WHAT IS NEEDED => Rewrite the lines from the first one through the line with "word-normalisation: normalisation <box>688", swapping "screenshot" for "image" and leaving everything else as it is.

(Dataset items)
** Begin **
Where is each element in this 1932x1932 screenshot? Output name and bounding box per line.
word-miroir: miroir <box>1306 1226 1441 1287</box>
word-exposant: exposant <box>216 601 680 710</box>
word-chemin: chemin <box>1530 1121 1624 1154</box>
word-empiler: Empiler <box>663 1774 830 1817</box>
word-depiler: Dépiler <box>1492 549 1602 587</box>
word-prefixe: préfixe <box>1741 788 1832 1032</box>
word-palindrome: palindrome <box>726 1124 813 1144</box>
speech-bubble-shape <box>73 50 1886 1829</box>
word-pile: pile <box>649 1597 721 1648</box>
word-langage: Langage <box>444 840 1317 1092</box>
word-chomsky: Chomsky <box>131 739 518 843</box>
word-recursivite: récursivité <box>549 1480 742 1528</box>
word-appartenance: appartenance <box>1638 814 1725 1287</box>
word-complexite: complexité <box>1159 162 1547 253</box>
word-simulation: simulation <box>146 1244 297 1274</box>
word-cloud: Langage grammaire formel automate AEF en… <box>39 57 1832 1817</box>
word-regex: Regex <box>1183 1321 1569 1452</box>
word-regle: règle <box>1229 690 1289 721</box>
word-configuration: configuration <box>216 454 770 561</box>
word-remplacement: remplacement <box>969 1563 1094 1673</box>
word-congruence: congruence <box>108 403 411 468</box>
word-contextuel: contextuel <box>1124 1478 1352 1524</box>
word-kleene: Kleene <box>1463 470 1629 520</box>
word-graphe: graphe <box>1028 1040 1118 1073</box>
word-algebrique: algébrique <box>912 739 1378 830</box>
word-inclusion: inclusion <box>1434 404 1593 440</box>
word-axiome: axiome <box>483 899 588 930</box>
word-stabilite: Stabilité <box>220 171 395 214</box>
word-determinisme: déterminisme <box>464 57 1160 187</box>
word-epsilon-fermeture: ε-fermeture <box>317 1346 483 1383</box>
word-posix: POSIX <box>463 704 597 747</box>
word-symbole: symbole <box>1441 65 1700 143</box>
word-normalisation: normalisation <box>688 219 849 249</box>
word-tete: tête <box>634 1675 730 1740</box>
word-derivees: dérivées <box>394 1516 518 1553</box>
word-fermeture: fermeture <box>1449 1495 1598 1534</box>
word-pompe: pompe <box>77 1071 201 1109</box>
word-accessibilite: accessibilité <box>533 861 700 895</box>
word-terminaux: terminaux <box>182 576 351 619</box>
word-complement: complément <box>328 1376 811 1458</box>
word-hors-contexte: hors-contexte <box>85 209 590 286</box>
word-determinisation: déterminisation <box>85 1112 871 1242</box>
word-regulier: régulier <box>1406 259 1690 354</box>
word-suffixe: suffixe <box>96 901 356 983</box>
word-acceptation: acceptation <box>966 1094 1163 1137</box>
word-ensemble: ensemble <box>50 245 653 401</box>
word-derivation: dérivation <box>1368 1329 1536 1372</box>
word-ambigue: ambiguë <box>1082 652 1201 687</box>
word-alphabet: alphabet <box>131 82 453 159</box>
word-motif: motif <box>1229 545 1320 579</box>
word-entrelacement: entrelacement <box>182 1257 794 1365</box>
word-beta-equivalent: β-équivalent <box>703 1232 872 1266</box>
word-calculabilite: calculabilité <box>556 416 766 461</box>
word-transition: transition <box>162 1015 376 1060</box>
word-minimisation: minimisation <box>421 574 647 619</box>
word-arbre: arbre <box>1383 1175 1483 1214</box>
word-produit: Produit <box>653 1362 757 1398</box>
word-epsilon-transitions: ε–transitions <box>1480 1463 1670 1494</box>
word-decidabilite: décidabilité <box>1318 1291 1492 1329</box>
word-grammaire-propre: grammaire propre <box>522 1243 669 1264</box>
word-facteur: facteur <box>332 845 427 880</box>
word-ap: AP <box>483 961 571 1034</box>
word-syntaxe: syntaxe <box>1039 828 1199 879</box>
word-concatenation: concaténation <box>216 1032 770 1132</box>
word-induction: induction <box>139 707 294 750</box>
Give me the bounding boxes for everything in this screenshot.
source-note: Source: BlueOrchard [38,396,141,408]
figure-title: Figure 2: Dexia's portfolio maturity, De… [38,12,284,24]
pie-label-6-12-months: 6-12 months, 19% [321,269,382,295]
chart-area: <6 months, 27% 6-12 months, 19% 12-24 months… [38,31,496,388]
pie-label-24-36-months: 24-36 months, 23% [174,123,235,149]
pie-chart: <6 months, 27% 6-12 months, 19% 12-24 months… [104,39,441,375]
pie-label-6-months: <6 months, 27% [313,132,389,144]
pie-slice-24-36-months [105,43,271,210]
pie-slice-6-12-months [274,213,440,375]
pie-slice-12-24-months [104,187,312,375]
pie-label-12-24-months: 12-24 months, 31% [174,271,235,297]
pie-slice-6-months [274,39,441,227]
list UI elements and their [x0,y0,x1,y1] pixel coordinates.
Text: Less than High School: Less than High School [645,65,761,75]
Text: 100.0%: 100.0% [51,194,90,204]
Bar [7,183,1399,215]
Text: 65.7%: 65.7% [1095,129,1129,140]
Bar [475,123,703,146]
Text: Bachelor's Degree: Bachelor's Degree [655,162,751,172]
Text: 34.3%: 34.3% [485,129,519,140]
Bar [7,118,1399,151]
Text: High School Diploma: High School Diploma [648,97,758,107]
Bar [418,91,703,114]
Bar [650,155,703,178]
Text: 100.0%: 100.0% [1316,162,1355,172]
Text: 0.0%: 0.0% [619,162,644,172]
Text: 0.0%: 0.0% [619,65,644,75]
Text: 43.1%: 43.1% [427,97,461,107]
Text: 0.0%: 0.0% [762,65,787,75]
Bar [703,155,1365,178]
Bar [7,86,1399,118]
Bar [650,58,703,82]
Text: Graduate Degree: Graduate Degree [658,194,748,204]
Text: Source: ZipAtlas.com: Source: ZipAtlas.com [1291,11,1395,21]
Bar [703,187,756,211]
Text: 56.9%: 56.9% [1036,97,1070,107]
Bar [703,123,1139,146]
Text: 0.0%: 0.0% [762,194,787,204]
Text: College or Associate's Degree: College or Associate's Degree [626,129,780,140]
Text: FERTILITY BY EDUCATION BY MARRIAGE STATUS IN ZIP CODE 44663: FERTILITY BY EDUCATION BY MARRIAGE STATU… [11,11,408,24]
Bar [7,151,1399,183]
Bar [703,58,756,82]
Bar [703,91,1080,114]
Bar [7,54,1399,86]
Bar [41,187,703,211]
** End **
EXERCISE RESULT =>
Where is each element in this 1932x1932 image? Output name and bounding box per line.
word-miroir: miroir <box>1306 1226 1441 1287</box>
word-exposant: exposant <box>216 601 680 710</box>
word-chemin: chemin <box>1530 1121 1624 1154</box>
word-empiler: Empiler <box>663 1774 830 1817</box>
word-depiler: Dépiler <box>1492 549 1602 587</box>
word-prefixe: préfixe <box>1741 788 1832 1032</box>
word-palindrome: palindrome <box>726 1124 813 1144</box>
speech-bubble-shape <box>73 50 1886 1829</box>
word-pile: pile <box>649 1597 721 1648</box>
word-langage: Langage <box>444 840 1317 1092</box>
word-chomsky: Chomsky <box>131 739 518 843</box>
word-recursivite: récursivité <box>549 1480 742 1528</box>
word-appartenance: appartenance <box>1638 814 1725 1287</box>
word-complexite: complexité <box>1159 162 1547 253</box>
word-simulation: simulation <box>146 1244 297 1274</box>
word-cloud: Langage grammaire formel automate AEF en… <box>39 57 1832 1817</box>
word-regex: Regex <box>1183 1321 1569 1452</box>
word-regle: règle <box>1229 690 1289 721</box>
word-configuration: configuration <box>216 454 770 561</box>
word-remplacement: remplacement <box>969 1563 1094 1673</box>
word-congruence: congruence <box>108 403 411 468</box>
word-contextuel: contextuel <box>1124 1478 1352 1524</box>
word-kleene: Kleene <box>1463 470 1629 520</box>
word-graphe: graphe <box>1028 1040 1118 1073</box>
word-algebrique: algébrique <box>912 739 1378 830</box>
word-inclusion: inclusion <box>1434 404 1593 440</box>
word-axiome: axiome <box>483 899 588 930</box>
word-stabilite: Stabilité <box>220 171 395 214</box>
word-determinisme: déterminisme <box>464 57 1160 187</box>
word-epsilon-fermeture: ε-fermeture <box>317 1346 483 1383</box>
word-posix: POSIX <box>463 704 597 747</box>
word-symbole: symbole <box>1441 65 1700 143</box>
word-normalisation: normalisation <box>688 219 849 249</box>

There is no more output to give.